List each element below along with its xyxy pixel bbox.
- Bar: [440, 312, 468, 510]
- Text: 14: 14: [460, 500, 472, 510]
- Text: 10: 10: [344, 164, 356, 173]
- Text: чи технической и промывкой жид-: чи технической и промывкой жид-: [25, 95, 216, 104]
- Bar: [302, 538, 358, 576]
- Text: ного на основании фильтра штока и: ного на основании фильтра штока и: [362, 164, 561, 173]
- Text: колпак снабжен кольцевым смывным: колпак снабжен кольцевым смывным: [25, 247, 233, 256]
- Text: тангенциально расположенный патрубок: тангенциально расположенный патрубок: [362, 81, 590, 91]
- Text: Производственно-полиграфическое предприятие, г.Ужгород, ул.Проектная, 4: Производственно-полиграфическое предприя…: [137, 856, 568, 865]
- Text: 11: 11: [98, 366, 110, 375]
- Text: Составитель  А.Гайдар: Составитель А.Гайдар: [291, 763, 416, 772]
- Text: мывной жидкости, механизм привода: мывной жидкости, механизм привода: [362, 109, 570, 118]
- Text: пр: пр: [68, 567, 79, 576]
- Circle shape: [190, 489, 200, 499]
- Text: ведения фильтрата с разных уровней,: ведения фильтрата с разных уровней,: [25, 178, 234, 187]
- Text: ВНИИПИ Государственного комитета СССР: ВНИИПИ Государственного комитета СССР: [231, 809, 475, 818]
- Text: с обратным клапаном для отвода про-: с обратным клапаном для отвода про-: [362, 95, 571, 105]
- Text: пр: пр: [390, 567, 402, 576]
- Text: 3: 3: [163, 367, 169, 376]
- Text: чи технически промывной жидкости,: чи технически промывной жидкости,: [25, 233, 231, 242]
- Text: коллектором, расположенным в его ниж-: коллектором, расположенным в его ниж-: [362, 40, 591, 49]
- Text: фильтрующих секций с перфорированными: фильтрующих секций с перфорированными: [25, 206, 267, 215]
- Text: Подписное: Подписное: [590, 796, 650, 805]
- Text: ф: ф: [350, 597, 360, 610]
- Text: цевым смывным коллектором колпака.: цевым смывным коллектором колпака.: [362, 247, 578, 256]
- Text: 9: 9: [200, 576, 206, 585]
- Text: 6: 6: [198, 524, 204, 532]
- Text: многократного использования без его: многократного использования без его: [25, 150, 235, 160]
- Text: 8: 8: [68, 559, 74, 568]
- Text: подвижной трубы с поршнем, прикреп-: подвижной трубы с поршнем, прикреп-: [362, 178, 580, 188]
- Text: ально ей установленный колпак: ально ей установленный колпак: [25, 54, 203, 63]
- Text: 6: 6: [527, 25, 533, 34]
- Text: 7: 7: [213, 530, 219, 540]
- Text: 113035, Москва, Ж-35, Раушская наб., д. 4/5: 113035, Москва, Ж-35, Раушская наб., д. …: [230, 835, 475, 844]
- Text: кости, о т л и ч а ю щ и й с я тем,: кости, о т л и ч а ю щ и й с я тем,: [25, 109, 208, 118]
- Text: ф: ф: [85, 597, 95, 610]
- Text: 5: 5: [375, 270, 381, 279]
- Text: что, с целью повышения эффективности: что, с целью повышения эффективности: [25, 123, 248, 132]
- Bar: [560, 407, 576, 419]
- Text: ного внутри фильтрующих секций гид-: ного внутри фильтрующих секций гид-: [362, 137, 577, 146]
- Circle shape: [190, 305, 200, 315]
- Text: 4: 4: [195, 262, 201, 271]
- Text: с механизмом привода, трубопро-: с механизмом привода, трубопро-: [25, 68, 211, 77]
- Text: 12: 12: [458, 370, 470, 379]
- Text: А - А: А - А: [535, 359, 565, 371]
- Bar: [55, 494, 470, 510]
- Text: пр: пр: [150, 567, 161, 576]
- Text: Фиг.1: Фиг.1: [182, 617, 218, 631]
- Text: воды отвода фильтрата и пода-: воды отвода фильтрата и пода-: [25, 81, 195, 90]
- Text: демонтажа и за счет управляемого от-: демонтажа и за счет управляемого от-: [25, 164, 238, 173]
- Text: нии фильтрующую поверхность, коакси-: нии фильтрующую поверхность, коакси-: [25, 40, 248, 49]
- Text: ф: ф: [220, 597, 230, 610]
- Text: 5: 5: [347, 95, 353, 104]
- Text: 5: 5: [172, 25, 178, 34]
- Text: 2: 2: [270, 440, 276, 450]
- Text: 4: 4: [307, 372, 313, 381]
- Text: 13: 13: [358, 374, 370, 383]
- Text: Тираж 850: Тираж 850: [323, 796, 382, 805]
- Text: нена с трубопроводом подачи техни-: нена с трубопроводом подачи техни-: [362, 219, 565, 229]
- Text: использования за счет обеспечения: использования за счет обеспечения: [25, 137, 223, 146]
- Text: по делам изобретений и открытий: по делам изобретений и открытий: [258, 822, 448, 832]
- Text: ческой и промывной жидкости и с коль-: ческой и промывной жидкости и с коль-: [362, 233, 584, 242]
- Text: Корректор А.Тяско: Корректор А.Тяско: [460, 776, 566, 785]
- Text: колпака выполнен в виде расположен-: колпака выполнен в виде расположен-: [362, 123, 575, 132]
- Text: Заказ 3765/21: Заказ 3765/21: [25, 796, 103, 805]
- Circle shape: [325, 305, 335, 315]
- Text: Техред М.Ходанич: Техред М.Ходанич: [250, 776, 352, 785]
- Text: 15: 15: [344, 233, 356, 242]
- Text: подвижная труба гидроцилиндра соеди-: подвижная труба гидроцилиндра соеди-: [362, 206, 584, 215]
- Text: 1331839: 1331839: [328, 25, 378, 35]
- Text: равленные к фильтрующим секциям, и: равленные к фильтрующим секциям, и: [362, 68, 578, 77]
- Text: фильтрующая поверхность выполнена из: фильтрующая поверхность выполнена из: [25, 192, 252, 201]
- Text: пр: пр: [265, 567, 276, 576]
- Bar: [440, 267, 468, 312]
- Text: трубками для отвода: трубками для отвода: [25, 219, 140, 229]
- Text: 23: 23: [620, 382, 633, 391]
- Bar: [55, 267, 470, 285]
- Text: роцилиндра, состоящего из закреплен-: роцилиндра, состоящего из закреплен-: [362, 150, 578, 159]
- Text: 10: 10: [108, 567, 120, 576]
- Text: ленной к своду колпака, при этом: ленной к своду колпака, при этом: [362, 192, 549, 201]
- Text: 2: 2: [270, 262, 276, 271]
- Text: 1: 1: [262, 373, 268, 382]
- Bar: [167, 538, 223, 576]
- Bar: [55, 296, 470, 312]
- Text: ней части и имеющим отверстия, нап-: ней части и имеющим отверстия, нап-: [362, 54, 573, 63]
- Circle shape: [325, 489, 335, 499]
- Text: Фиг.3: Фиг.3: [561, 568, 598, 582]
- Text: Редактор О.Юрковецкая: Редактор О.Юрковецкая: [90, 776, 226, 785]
##########
• What the task asks
Reproduce every one of the lines above verbatim, with no changes.

• The result
List each element below along with its xyxy pixel bbox.
- Bar: [440, 312, 468, 510]
- Text: 14: 14: [460, 500, 472, 510]
- Text: 10: 10: [344, 164, 356, 173]
- Text: чи технической и промывкой жид-: чи технической и промывкой жид-: [25, 95, 216, 104]
- Bar: [302, 538, 358, 576]
- Text: ного на основании фильтра штока и: ного на основании фильтра штока и: [362, 164, 561, 173]
- Text: колпак снабжен кольцевым смывным: колпак снабжен кольцевым смывным: [25, 247, 233, 256]
- Text: тангенциально расположенный патрубок: тангенциально расположенный патрубок: [362, 81, 590, 91]
- Text: Производственно-полиграфическое предприятие, г.Ужгород, ул.Проектная, 4: Производственно-полиграфическое предприя…: [137, 856, 568, 865]
- Text: 11: 11: [98, 366, 110, 375]
- Text: Составитель  А.Гайдар: Составитель А.Гайдар: [291, 763, 416, 772]
- Text: мывной жидкости, механизм привода: мывной жидкости, механизм привода: [362, 109, 570, 118]
- Text: пр: пр: [68, 567, 79, 576]
- Circle shape: [190, 489, 200, 499]
- Text: ведения фильтрата с разных уровней,: ведения фильтрата с разных уровней,: [25, 178, 234, 187]
- Text: ВНИИПИ Государственного комитета СССР: ВНИИПИ Государственного комитета СССР: [231, 809, 475, 818]
- Text: с обратным клапаном для отвода про-: с обратным клапаном для отвода про-: [362, 95, 571, 105]
- Text: пр: пр: [390, 567, 402, 576]
- Text: 3: 3: [163, 367, 169, 376]
- Text: чи технически промывной жидкости,: чи технически промывной жидкости,: [25, 233, 231, 242]
- Text: коллектором, расположенным в его ниж-: коллектором, расположенным в его ниж-: [362, 40, 591, 49]
- Text: фильтрующих секций с перфорированными: фильтрующих секций с перфорированными: [25, 206, 267, 215]
- Text: Подписное: Подписное: [590, 796, 650, 805]
- Text: ф: ф: [350, 597, 360, 610]
- Text: цевым смывным коллектором колпака.: цевым смывным коллектором колпака.: [362, 247, 578, 256]
- Text: 9: 9: [200, 576, 206, 585]
- Text: 6: 6: [198, 524, 204, 532]
- Text: многократного использования без его: многократного использования без его: [25, 150, 235, 160]
- Text: 8: 8: [68, 559, 74, 568]
- Text: подвижной трубы с поршнем, прикреп-: подвижной трубы с поршнем, прикреп-: [362, 178, 580, 188]
- Text: ально ей установленный колпак: ально ей установленный колпак: [25, 54, 203, 63]
- Text: 6: 6: [527, 25, 533, 34]
- Text: 7: 7: [213, 530, 219, 540]
- Text: 113035, Москва, Ж-35, Раушская наб., д. 4/5: 113035, Москва, Ж-35, Раушская наб., д. …: [230, 835, 475, 844]
- Text: кости, о т л и ч а ю щ и й с я тем,: кости, о т л и ч а ю щ и й с я тем,: [25, 109, 208, 118]
- Text: ф: ф: [85, 597, 95, 610]
- Text: 5: 5: [375, 270, 381, 279]
- Text: что, с целью повышения эффективности: что, с целью повышения эффективности: [25, 123, 248, 132]
- Bar: [560, 407, 576, 419]
- Text: ного внутри фильтрующих секций гид-: ного внутри фильтрующих секций гид-: [362, 137, 577, 146]
- Circle shape: [190, 305, 200, 315]
- Text: 4: 4: [195, 262, 201, 271]
- Text: с механизмом привода, трубопро-: с механизмом привода, трубопро-: [25, 68, 211, 77]
- Text: 12: 12: [458, 370, 470, 379]
- Text: А - А: А - А: [535, 359, 565, 371]
- Bar: [55, 494, 470, 510]
- Text: пр: пр: [150, 567, 161, 576]
- Text: Фиг.1: Фиг.1: [182, 617, 218, 631]
- Text: воды отвода фильтрата и пода-: воды отвода фильтрата и пода-: [25, 81, 195, 90]
- Text: демонтажа и за счет управляемого от-: демонтажа и за счет управляемого от-: [25, 164, 238, 173]
- Text: нии фильтрующую поверхность, коакси-: нии фильтрующую поверхность, коакси-: [25, 40, 248, 49]
- Text: ф: ф: [220, 597, 230, 610]
- Text: 5: 5: [347, 95, 353, 104]
- Text: 5: 5: [172, 25, 178, 34]
- Text: 2: 2: [270, 440, 276, 450]
- Text: 4: 4: [307, 372, 313, 381]
- Text: 13: 13: [358, 374, 370, 383]
- Text: Тираж 850: Тираж 850: [323, 796, 382, 805]
- Text: нена с трубопроводом подачи техни-: нена с трубопроводом подачи техни-: [362, 219, 565, 229]
- Text: использования за счет обеспечения: использования за счет обеспечения: [25, 137, 223, 146]
- Text: по делам изобретений и открытий: по делам изобретений и открытий: [258, 822, 448, 832]
- Text: ческой и промывной жидкости и с коль-: ческой и промывной жидкости и с коль-: [362, 233, 584, 242]
- Text: Корректор А.Тяско: Корректор А.Тяско: [460, 776, 566, 785]
- Text: колпака выполнен в виде расположен-: колпака выполнен в виде расположен-: [362, 123, 575, 132]
- Text: Заказ 3765/21: Заказ 3765/21: [25, 796, 103, 805]
- Circle shape: [325, 305, 335, 315]
- Text: Техред М.Ходанич: Техред М.Ходанич: [250, 776, 352, 785]
- Text: 15: 15: [344, 233, 356, 242]
- Text: подвижная труба гидроцилиндра соеди-: подвижная труба гидроцилиндра соеди-: [362, 206, 584, 215]
- Text: 1331839: 1331839: [328, 25, 378, 35]
- Text: равленные к фильтрующим секциям, и: равленные к фильтрующим секциям, и: [362, 68, 578, 77]
- Text: фильтрующая поверхность выполнена из: фильтрующая поверхность выполнена из: [25, 192, 252, 201]
- Text: пр: пр: [265, 567, 276, 576]
- Bar: [440, 267, 468, 312]
- Text: трубками для отвода: трубками для отвода: [25, 219, 140, 229]
- Text: 23: 23: [620, 382, 633, 391]
- Bar: [55, 267, 470, 285]
- Text: роцилиндра, состоящего из закреплен-: роцилиндра, состоящего из закреплен-: [362, 150, 578, 159]
- Text: 10: 10: [108, 567, 120, 576]
- Text: ленной к своду колпака, при этом: ленной к своду колпака, при этом: [362, 192, 549, 201]
- Text: 2: 2: [270, 262, 276, 271]
- Text: 1: 1: [262, 373, 268, 382]
- Bar: [167, 538, 223, 576]
- Bar: [55, 296, 470, 312]
- Text: ней части и имеющим отверстия, нап-: ней части и имеющим отверстия, нап-: [362, 54, 573, 63]
- Circle shape: [325, 489, 335, 499]
- Text: Фиг.3: Фиг.3: [561, 568, 598, 582]
- Text: Редактор О.Юрковецкая: Редактор О.Юрковецкая: [90, 776, 226, 785]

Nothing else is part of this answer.